- _GIVEN RECORDS_:
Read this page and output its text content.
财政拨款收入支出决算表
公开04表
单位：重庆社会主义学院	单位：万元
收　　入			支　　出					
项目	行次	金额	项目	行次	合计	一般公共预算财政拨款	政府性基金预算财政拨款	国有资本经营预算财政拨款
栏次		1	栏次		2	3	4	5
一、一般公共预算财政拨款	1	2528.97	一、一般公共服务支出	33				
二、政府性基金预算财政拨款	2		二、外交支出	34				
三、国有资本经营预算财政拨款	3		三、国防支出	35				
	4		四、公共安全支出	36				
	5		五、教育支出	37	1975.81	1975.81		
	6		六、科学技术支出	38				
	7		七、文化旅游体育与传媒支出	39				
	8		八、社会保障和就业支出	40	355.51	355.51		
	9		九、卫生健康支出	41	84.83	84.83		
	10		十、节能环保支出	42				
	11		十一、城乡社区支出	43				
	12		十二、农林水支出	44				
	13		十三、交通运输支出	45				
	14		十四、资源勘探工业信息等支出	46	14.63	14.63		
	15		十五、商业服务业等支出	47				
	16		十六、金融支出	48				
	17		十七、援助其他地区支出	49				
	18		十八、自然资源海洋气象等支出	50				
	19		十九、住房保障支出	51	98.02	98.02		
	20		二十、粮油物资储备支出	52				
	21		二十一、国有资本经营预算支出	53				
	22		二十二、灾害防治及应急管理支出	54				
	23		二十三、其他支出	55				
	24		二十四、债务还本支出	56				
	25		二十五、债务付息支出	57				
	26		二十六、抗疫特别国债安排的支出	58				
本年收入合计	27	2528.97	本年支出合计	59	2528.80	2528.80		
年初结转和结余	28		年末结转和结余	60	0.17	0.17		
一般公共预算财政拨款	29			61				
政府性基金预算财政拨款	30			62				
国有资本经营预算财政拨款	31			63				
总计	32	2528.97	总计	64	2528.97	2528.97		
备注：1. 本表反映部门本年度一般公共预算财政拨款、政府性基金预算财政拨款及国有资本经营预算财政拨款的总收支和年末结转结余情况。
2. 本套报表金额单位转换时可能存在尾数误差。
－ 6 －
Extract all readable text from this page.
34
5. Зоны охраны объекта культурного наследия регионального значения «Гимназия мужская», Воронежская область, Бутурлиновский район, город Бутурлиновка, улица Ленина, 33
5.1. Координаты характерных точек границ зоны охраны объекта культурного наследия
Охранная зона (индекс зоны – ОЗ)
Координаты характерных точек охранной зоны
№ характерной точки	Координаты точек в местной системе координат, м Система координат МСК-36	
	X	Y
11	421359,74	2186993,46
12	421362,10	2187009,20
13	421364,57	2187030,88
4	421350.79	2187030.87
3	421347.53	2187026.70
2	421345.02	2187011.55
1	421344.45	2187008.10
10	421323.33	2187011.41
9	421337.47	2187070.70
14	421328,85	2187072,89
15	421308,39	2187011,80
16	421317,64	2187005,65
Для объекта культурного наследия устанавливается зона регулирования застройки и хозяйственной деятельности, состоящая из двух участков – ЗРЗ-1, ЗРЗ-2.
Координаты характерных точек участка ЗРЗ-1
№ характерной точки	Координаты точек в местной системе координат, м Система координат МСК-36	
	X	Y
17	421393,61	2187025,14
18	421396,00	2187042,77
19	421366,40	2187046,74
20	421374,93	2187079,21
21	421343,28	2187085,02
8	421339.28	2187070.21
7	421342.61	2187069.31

- _TO DO_: Transcribe every entry exactly, omitting nothing.

- _REPLY_:
Read this page and output its text content.
财政拨款收入支出决算表
公开04表
单位：重庆社会主义学院	单位：万元
收　　入			支　　出					
项目	行次	金额	项目	行次	合计	一般公共预算财政拨款	政府性基金预算财政拨款	国有资本经营预算财政拨款
栏次		1	栏次		2	3	4	5
一、一般公共预算财政拨款	1	2528.97	一、一般公共服务支出	33				
二、政府性基金预算财政拨款	2		二、外交支出	34				
三、国有资本经营预算财政拨款	3		三、国防支出	35				
	4		四、公共安全支出	36				
	5		五、教育支出	37	1975.81	1975.81		
	6		六、科学技术支出	38				
	7		七、文化旅游体育与传媒支出	39				
	8		八、社会保障和就业支出	40	355.51	355.51		
	9		九、卫生健康支出	41	84.83	84.83		
	10		十、节能环保支出	42				
	11		十一、城乡社区支出	43				
	12		十二、农林水支出	44				
	13		十三、交通运输支出	45				
	14		十四、资源勘探工业信息等支出	46	14.63	14.63		
	15		十五、商业服务业等支出	47				
	16		十六、金融支出	48				
	17		十七、援助其他地区支出	49				
	18		十八、自然资源海洋气象等支出	50				
	19		十九、住房保障支出	51	98.02	98.02		
	20		二十、粮油物资储备支出	52				
	21		二十一、国有资本经营预算支出	53				
	22		二十二、灾害防治及应急管理支出	54				
	23		二十三、其他支出	55				
	24		二十四、债务还本支出	56				
	25		二十五、债务付息支出	57				
	26		二十六、抗疫特别国债安排的支出	58				
本年收入合计	27	2528.97	本年支出合计	59	2528.80	2528.80		
年初结转和结余	28		年末结转和结余	60	0.17	0.17		
一般公共预算财政拨款	29			61				
政府性基金预算财政拨款	30			62				
国有资本经营预算财政拨款	31			63				
总计	32	2528.97	总计	64	2528.97	2528.97		
备注：1. 本表反映部门本年度一般公共预算财政拨款、政府性基金预算财政拨款及国有资本经营预算财政拨款的总收支和年末结转结余情况。
2. 本套报表金额单位转换时可能存在尾数误差。
－ 6 －
Extract all readable text from this page.
34
5. Зоны охраны объекта культурного наследия регионального значения «Гимназия мужская», Воронежская область, Бутурлиновский район, город Бутурлиновка, улица Ленина, 33
5.1. Координаты характерных точек границ зоны охраны объекта культурного наследия
Охранная зона (индекс зоны – ОЗ)
Координаты характерных точек охранной зоны
№ характерной точки	Координаты точек в местной системе координат, м Система координат МСК-36	
	X	Y
11	421359,74	2186993,46
12	421362,10	2187009,20
13	421364,57	2187030,88
4	421350.79	2187030.87
3	421347.53	2187026.70
2	421345.02	2187011.55
1	421344.45	2187008.10
10	421323.33	2187011.41
9	421337.47	2187070.70
14	421328,85	2187072,89
15	421308,39	2187011,80
16	421317,64	2187005,65
Для объекта культурного наследия устанавливается зона регулирования застройки и хозяйственной деятельности, состоящая из двух участков – ЗРЗ-1, ЗРЗ-2.
Координаты характерных точек участка ЗРЗ-1
№ характерной точки	Координаты точек в местной системе координат, м Система координат МСК-36	
	X	Y
17	421393,61	2187025,14
18	421396,00	2187042,77
19	421366,40	2187046,74
20	421374,93	2187079,21
21	421343,28	2187085,02
8	421339.28	2187070.21
7	421342.61	2187069.31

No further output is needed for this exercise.